— TASK INPUTS —
________________________

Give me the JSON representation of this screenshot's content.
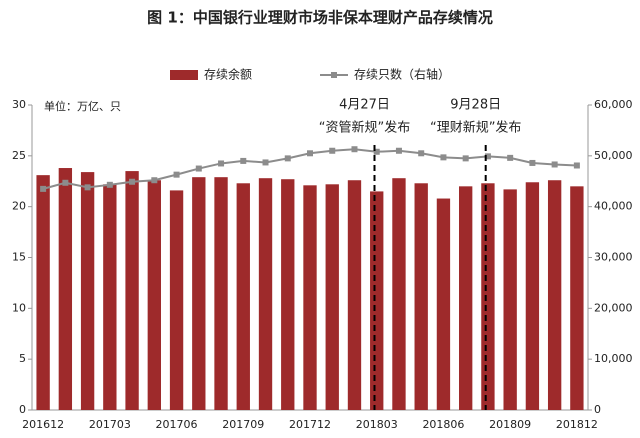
{
  "chart_data": {
    "type": "bar_line",
    "title": "图 1：中国银行业理财市场非保本理财产品存续情况",
    "unit_label": "单位：万亿、只",
    "categories": [
      "201612",
      null,
      null,
      "201703",
      null,
      null,
      "201706",
      null,
      null,
      "201709",
      null,
      null,
      "201712",
      null,
      null,
      "201803",
      null,
      null,
      "201806",
      null,
      null,
      "201809",
      null,
      null,
      "201812"
    ],
    "series": [
      {
        "name": "存续余额",
        "type": "bar",
        "color": "#9e2a2b",
        "values": [
          23.1,
          23.8,
          23.4,
          22.2,
          23.5,
          22.6,
          21.6,
          22.9,
          22.9,
          22.3,
          22.8,
          22.7,
          22.1,
          22.2,
          22.6,
          21.5,
          22.8,
          22.3,
          20.8,
          22.0,
          22.3,
          21.7,
          22.4,
          22.6,
          22.0
        ]
      },
      {
        "name": "存续只数（右轴）",
        "type": "line",
        "axis": "y2",
        "color": "#8c8c8c",
        "values": [
          43500,
          44700,
          43800,
          44300,
          44900,
          45200,
          46300,
          47500,
          48500,
          49000,
          48700,
          49500,
          50500,
          51000,
          51300,
          50800,
          51000,
          50500,
          49700,
          49500,
          49900,
          49600,
          48600,
          48300,
          48100
        ]
      }
    ],
    "annotations": [
      {
        "date": "4月27日",
        "text": "“资管新规”发布"
      },
      {
        "date": "9月28日",
        "text": "“理财新规”发布"
      }
    ],
    "ylim": [
      0,
      30
    ],
    "yticks": [
      0,
      5,
      10,
      15,
      20,
      25,
      30
    ],
    "y2lim": [
      0,
      60000
    ],
    "y2ticks": [
      0,
      {
        "value": 10000,
        "label": "10,000"
      },
      {
        "value": 20000,
        "label": "20,000"
      },
      {
        "value": 30000,
        "label": "30,000"
      },
      {
        "value": 40000,
        "label": "40,000"
      },
      {
        "value": 50000,
        "label": "50,000"
      },
      {
        "value": 60000,
        "label": "60,000"
      }
    ]
  }
}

________________________

Without the pictures, print the whole listing exactly as given.

— THE ANSWER —
Give me the JSON representation of this screenshot's content.
{
  "chart_data": {
    "type": "bar_line",
    "title": "图 1：中国银行业理财市场非保本理财产品存续情况",
    "unit_label": "单位：万亿、只",
    "categories": [
      "201612",
      null,
      null,
      "201703",
      null,
      null,
      "201706",
      null,
      null,
      "201709",
      null,
      null,
      "201712",
      null,
      null,
      "201803",
      null,
      null,
      "201806",
      null,
      null,
      "201809",
      null,
      null,
      "201812"
    ],
    "series": [
      {
        "name": "存续余额",
        "type": "bar",
        "color": "#9e2a2b",
        "values": [
          23.1,
          23.8,
          23.4,
          22.2,
          23.5,
          22.6,
          21.6,
          22.9,
          22.9,
          22.3,
          22.8,
          22.7,
          22.1,
          22.2,
          22.6,
          21.5,
          22.8,
          22.3,
          20.8,
          22.0,
          22.3,
          21.7,
          22.4,
          22.6,
          22.0
        ]
      },
      {
        "name": "存续只数（右轴）",
        "type": "line",
        "axis": "y2",
        "color": "#8c8c8c",
        "values": [
          43500,
          44700,
          43800,
          44300,
          44900,
          45200,
          46300,
          47500,
          48500,
          49000,
          48700,
          49500,
          50500,
          51000,
          51300,
          50800,
          51000,
          50500,
          49700,
          49500,
          49900,
          49600,
          48600,
          48300,
          48100
        ]
      }
    ],
    "annotations": [
      {
        "date": "4月27日",
        "text": "“资管新规”发布"
      },
      {
        "date": "9月28日",
        "text": "“理财新规”发布"
      }
    ],
    "ylim": [
      0,
      30
    ],
    "yticks": [
      0,
      5,
      10,
      15,
      20,
      25,
      30
    ],
    "y2lim": [
      0,
      60000
    ],
    "y2ticks": [
      0,
      {
        "value": 10000,
        "label": "10,000"
      },
      {
        "value": 20000,
        "label": "20,000"
      },
      {
        "value": 30000,
        "label": "30,000"
      },
      {
        "value": 40000,
        "label": "40,000"
      },
      {
        "value": 50000,
        "label": "50,000"
      },
      {
        "value": 60000,
        "label": "60,000"
      }
    ]
  }
}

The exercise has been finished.